- Task prompt
Go through the material below and copy all lines with "podrà".

- Data excerpts
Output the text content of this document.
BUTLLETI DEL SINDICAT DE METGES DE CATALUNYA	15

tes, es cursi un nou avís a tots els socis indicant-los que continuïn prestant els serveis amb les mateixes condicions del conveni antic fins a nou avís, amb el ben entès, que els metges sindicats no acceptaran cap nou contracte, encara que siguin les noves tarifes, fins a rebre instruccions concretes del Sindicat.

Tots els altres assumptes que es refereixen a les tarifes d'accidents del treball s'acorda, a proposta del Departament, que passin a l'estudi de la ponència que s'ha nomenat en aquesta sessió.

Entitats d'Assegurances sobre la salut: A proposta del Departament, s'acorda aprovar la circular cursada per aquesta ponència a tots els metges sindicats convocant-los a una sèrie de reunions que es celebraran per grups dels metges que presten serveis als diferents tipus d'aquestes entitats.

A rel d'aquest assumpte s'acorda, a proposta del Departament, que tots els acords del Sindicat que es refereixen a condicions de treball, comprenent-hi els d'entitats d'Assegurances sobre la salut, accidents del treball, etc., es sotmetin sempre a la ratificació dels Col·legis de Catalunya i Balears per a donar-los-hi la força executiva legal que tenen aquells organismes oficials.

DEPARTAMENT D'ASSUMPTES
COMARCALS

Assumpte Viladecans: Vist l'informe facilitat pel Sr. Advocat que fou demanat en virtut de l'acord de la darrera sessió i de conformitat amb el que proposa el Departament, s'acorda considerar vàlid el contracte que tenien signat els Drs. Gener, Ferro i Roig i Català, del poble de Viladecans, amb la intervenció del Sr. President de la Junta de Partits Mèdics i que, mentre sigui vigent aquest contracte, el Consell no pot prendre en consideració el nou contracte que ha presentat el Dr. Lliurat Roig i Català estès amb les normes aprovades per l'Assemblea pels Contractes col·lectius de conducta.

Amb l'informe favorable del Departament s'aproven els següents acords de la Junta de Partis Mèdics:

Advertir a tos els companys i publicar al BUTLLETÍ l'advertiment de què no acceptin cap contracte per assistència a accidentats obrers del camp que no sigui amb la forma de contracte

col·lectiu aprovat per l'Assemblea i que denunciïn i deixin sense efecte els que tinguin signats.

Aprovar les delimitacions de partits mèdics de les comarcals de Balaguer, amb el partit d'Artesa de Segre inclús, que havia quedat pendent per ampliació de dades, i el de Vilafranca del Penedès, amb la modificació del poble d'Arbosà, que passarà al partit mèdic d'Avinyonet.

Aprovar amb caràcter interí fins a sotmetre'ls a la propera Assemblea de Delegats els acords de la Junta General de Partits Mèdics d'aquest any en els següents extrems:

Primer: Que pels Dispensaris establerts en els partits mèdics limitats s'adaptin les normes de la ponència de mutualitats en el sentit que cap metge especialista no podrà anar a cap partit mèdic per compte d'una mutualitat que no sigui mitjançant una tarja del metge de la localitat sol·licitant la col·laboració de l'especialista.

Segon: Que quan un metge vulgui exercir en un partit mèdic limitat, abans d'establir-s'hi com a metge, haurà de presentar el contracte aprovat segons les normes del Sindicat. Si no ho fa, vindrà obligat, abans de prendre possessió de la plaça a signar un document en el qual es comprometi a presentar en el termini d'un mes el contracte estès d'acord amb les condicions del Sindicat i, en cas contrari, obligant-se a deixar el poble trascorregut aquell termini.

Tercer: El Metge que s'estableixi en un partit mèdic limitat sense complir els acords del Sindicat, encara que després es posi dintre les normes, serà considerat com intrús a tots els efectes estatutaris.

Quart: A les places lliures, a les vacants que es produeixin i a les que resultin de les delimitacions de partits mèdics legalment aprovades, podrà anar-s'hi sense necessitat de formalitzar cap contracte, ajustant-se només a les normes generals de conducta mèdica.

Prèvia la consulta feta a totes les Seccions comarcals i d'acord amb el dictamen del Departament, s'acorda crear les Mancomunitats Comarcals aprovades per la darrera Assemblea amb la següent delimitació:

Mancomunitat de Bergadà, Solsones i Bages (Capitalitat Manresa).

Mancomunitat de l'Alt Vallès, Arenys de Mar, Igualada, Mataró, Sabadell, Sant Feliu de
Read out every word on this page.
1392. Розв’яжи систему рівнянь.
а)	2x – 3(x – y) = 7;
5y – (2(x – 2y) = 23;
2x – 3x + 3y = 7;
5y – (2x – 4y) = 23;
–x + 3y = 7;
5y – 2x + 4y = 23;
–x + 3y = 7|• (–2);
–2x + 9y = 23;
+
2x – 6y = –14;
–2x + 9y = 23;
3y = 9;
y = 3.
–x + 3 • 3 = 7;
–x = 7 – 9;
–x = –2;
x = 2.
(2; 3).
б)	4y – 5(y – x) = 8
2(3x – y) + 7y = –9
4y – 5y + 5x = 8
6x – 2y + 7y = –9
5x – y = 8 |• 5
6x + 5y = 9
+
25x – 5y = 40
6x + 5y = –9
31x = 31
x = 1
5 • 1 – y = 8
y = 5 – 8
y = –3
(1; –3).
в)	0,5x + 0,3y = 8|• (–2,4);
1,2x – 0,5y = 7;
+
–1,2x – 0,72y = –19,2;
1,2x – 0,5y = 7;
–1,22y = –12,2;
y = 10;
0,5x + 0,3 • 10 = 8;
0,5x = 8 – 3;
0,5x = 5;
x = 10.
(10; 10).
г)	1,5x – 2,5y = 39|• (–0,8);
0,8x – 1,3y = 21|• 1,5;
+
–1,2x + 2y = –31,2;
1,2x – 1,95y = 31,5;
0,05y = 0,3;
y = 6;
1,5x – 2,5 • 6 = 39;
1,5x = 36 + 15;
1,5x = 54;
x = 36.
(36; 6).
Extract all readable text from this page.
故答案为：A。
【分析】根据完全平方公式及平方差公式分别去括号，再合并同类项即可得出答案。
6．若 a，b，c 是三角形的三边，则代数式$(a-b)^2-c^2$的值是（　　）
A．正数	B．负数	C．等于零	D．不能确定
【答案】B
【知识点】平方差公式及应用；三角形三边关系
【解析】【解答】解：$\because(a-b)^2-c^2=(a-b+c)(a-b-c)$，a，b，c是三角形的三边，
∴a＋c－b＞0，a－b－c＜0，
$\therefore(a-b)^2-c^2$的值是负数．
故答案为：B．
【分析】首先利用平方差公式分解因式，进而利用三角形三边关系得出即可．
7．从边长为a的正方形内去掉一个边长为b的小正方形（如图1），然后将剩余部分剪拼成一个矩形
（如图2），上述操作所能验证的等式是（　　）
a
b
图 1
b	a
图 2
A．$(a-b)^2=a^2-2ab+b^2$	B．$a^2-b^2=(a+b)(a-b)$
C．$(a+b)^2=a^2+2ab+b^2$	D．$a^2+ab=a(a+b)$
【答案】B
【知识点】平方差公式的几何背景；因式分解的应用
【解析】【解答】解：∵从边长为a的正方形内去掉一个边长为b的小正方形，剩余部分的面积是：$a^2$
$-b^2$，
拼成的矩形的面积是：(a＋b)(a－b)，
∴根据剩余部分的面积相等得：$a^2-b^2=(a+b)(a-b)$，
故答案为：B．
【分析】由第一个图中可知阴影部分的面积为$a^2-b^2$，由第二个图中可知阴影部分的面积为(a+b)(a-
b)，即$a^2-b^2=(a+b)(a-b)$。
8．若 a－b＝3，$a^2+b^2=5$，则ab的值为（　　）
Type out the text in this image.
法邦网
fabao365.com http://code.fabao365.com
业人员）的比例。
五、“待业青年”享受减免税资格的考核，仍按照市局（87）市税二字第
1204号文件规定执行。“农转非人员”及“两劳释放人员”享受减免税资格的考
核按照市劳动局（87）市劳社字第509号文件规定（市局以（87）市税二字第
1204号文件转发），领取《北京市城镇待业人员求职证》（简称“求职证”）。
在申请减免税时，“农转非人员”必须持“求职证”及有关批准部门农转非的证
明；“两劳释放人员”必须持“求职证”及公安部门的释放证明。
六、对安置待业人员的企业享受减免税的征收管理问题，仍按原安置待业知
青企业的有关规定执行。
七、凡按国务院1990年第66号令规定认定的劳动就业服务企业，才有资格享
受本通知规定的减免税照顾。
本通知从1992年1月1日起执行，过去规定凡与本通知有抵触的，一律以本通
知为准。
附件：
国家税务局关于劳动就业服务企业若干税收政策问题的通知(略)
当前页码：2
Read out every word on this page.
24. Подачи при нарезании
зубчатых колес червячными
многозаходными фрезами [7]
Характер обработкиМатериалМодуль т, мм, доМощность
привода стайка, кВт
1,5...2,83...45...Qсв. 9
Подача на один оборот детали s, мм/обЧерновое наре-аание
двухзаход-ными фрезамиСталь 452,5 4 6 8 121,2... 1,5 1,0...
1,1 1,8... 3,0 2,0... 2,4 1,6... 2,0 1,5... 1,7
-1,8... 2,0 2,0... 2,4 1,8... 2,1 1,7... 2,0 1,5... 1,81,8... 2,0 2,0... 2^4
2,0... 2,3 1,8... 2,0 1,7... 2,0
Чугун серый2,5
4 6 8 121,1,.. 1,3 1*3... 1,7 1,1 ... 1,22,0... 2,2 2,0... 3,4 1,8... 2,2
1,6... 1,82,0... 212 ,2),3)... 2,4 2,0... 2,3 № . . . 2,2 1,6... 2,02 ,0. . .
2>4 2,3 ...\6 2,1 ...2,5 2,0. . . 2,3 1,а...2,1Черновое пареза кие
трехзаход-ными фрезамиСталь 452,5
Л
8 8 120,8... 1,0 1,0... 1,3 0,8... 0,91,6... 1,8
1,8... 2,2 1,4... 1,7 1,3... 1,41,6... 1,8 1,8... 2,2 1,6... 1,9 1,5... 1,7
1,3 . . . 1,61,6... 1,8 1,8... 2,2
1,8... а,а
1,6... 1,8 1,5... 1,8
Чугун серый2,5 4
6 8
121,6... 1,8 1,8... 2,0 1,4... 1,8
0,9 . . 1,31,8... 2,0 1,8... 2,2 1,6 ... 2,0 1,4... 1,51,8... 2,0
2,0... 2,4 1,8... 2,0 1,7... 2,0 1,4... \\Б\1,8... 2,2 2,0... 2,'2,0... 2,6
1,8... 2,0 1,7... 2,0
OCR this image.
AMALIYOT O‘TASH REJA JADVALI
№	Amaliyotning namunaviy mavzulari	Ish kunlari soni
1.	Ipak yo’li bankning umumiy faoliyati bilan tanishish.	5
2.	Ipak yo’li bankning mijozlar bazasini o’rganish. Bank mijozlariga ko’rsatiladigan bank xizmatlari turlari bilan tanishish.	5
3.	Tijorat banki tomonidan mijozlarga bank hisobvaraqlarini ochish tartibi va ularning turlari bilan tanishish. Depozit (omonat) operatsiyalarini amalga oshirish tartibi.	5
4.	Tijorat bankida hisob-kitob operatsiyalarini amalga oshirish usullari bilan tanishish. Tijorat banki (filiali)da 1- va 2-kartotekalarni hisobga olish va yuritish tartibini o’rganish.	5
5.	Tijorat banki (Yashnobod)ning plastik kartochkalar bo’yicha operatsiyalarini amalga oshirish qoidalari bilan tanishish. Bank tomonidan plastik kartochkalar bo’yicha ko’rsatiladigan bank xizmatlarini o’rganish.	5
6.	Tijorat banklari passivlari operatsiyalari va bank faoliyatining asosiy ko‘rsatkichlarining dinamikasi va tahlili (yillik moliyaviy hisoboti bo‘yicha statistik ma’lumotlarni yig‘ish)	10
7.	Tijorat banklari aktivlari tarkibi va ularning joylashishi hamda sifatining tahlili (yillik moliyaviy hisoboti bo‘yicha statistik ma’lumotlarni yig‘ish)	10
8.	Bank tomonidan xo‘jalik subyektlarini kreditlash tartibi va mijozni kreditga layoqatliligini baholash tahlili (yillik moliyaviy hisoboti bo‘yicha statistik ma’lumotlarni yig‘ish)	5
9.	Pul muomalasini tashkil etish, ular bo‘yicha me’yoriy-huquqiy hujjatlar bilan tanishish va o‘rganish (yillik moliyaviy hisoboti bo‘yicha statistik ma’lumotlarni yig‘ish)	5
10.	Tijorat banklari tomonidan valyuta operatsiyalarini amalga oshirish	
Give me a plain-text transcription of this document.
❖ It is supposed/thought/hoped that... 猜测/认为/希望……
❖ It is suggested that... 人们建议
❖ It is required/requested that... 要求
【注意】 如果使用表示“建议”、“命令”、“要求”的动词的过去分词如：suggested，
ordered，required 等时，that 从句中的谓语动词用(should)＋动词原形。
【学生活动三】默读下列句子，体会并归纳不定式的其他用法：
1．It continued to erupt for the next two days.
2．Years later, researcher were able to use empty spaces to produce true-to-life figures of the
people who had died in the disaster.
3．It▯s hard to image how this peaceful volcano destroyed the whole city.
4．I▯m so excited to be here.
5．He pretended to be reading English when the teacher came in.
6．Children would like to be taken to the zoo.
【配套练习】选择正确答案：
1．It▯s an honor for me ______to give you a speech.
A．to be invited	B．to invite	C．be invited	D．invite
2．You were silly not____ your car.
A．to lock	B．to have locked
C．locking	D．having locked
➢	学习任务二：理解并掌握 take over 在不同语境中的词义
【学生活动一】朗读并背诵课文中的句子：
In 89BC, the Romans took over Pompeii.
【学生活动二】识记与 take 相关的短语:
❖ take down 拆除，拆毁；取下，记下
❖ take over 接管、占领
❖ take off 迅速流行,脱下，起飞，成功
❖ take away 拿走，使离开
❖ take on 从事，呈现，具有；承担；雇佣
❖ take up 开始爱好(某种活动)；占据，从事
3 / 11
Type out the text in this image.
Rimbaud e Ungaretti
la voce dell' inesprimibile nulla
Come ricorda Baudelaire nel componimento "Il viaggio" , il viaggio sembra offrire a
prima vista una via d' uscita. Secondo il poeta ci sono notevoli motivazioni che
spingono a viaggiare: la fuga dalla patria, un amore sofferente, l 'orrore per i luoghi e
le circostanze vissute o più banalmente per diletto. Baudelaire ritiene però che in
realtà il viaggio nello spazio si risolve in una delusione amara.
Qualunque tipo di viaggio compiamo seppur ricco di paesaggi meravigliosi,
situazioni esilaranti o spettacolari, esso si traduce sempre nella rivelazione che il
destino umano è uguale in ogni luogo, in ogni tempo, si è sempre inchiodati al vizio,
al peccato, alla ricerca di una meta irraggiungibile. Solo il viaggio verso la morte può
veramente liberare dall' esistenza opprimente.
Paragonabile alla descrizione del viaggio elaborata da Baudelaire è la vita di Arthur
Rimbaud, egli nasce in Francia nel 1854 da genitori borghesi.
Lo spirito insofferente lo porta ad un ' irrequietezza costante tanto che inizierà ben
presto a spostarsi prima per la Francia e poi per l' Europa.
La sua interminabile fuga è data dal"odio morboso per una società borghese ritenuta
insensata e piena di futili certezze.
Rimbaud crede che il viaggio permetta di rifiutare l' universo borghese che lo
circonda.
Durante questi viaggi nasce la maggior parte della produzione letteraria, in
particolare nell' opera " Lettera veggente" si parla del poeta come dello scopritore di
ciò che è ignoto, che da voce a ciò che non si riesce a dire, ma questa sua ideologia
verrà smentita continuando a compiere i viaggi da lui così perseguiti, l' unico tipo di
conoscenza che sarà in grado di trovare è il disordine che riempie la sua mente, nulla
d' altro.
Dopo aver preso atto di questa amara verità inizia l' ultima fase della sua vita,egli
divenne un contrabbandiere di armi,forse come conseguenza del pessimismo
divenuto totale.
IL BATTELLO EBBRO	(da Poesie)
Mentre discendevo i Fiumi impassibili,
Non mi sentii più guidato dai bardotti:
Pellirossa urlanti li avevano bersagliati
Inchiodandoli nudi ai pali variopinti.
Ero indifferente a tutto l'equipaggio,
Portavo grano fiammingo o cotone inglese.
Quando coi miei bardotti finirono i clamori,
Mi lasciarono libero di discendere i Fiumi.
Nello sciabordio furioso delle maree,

- Result
Primer: Que pels Dispensaris establerts en els partits mèdics limitats s'adaptin les normes de la ponència de mutualitats en el sentit que cap metge especialista no podrà anar a cap partit mèdic per compte d'una mutualitat que no sigui mitjançant una tarja del metge de la localitat sol·licitant la col·laboració de l'especialista.
Quart: A les places lliures, a les vacants que es produeixin i a les que resultin de les delimitacions de partits mèdics legalment aprovades, podrà anar-s'hi sense necessitat de formalitzar cap contracte, ajustant-se només a les normes generals de conducta mèdica.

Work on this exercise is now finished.